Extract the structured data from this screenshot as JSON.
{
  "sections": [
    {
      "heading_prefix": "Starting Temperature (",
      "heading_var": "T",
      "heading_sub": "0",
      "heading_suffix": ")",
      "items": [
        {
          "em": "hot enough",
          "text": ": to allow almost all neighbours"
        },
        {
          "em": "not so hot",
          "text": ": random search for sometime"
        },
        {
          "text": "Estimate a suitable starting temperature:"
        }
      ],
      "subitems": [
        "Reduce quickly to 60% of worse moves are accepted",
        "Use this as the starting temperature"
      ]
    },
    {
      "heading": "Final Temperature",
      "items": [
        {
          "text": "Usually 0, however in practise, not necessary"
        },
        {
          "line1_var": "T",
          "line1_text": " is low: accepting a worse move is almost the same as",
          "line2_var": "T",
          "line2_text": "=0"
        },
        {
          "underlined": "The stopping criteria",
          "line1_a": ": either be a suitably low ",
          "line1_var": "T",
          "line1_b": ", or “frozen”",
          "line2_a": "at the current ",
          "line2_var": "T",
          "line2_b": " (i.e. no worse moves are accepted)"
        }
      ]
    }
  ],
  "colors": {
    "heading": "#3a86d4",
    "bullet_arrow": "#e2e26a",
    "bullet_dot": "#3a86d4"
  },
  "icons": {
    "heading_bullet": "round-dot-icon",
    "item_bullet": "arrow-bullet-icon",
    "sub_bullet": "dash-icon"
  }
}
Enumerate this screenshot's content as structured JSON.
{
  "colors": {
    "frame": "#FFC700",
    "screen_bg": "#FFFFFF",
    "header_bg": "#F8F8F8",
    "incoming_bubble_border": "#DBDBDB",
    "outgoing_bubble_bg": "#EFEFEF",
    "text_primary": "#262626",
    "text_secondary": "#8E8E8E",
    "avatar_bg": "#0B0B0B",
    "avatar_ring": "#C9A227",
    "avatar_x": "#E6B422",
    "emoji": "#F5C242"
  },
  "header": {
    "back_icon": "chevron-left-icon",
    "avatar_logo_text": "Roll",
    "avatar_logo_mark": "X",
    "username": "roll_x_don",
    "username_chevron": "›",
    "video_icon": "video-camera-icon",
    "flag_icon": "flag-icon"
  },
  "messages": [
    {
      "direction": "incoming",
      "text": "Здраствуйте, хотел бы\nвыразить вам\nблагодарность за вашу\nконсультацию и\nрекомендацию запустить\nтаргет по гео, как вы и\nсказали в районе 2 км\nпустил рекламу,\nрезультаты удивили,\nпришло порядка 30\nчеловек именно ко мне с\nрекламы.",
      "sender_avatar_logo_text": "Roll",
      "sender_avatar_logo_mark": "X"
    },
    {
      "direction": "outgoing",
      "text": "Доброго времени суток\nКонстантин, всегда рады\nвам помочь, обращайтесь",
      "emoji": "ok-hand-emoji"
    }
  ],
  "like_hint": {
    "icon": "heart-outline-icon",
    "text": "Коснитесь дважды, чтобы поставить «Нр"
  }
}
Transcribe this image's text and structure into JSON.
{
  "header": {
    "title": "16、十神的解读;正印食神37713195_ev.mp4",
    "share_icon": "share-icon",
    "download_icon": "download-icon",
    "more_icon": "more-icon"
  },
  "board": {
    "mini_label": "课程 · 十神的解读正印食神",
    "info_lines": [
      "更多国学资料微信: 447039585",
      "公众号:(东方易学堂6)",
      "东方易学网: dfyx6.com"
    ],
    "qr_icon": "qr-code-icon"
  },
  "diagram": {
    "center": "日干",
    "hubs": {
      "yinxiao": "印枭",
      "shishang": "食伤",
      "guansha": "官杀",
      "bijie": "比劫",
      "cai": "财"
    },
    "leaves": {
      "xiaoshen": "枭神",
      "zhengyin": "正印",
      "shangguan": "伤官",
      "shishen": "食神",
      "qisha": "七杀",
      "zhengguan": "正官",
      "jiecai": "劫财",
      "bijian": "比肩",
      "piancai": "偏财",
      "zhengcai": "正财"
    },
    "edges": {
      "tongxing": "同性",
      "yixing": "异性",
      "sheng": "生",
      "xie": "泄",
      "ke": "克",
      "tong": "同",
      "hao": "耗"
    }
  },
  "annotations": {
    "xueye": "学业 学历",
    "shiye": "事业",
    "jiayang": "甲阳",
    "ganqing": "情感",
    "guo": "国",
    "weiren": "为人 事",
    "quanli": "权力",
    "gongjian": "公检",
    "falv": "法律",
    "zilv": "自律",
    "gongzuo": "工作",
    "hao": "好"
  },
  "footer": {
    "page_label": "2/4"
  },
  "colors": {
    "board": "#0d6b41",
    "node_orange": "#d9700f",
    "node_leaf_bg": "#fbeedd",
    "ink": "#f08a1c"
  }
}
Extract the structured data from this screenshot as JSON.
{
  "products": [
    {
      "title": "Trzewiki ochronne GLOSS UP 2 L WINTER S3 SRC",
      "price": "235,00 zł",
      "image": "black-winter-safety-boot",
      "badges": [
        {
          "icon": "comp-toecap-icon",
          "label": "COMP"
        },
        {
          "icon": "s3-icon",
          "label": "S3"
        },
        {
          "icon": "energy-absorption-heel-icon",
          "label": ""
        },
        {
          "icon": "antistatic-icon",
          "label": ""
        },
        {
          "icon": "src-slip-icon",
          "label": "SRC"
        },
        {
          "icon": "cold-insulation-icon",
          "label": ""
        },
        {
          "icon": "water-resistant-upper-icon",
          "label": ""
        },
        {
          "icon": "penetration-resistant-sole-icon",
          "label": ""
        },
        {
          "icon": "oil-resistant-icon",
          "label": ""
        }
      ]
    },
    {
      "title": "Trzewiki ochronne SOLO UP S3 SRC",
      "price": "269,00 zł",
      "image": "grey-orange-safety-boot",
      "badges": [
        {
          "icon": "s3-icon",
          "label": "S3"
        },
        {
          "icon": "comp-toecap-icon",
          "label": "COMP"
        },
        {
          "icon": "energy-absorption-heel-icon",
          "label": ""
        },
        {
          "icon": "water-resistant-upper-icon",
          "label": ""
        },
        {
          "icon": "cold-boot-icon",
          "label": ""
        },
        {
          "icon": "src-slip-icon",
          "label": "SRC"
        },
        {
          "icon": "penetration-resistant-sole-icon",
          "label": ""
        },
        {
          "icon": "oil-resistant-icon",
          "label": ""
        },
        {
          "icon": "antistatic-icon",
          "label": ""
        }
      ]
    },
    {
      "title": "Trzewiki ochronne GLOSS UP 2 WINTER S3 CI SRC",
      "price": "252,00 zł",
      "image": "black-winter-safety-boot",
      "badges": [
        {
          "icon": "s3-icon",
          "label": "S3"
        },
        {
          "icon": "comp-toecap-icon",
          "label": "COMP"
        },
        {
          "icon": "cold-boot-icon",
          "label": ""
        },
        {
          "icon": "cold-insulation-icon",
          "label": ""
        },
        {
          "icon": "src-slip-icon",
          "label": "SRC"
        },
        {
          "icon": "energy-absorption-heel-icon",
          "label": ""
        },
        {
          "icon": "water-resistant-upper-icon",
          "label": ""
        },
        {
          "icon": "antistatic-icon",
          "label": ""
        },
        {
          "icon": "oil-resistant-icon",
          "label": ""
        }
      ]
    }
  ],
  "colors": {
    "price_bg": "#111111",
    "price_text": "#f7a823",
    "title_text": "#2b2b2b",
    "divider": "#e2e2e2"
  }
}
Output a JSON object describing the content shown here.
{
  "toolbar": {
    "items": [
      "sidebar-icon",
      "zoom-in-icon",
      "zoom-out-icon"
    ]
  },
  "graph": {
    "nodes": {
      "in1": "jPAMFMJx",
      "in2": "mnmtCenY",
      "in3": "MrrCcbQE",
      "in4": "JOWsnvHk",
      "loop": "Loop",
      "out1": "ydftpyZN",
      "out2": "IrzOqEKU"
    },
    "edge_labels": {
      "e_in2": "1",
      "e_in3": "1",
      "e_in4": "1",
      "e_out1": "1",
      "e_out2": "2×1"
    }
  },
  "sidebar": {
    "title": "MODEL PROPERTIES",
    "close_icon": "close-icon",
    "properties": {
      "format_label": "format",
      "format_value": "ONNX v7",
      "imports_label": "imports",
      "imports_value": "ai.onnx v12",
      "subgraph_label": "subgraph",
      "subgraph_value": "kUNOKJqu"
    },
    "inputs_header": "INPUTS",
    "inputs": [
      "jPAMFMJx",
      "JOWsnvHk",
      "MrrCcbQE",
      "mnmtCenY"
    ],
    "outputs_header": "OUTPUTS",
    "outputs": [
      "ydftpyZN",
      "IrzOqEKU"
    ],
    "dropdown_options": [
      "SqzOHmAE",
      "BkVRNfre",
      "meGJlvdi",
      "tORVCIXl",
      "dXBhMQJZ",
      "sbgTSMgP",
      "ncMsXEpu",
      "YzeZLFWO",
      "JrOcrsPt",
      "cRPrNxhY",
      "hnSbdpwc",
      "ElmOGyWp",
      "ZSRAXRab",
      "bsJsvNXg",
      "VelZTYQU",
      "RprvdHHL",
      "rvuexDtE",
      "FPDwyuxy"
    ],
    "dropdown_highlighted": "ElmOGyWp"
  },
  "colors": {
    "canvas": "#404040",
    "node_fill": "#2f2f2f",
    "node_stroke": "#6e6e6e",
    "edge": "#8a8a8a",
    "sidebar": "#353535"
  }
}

§ TASK PROMPT
Each line that contains the string "sidebar" counts once; report how many such lines the entries have, giving only the number.

§ THE OUTPUT
3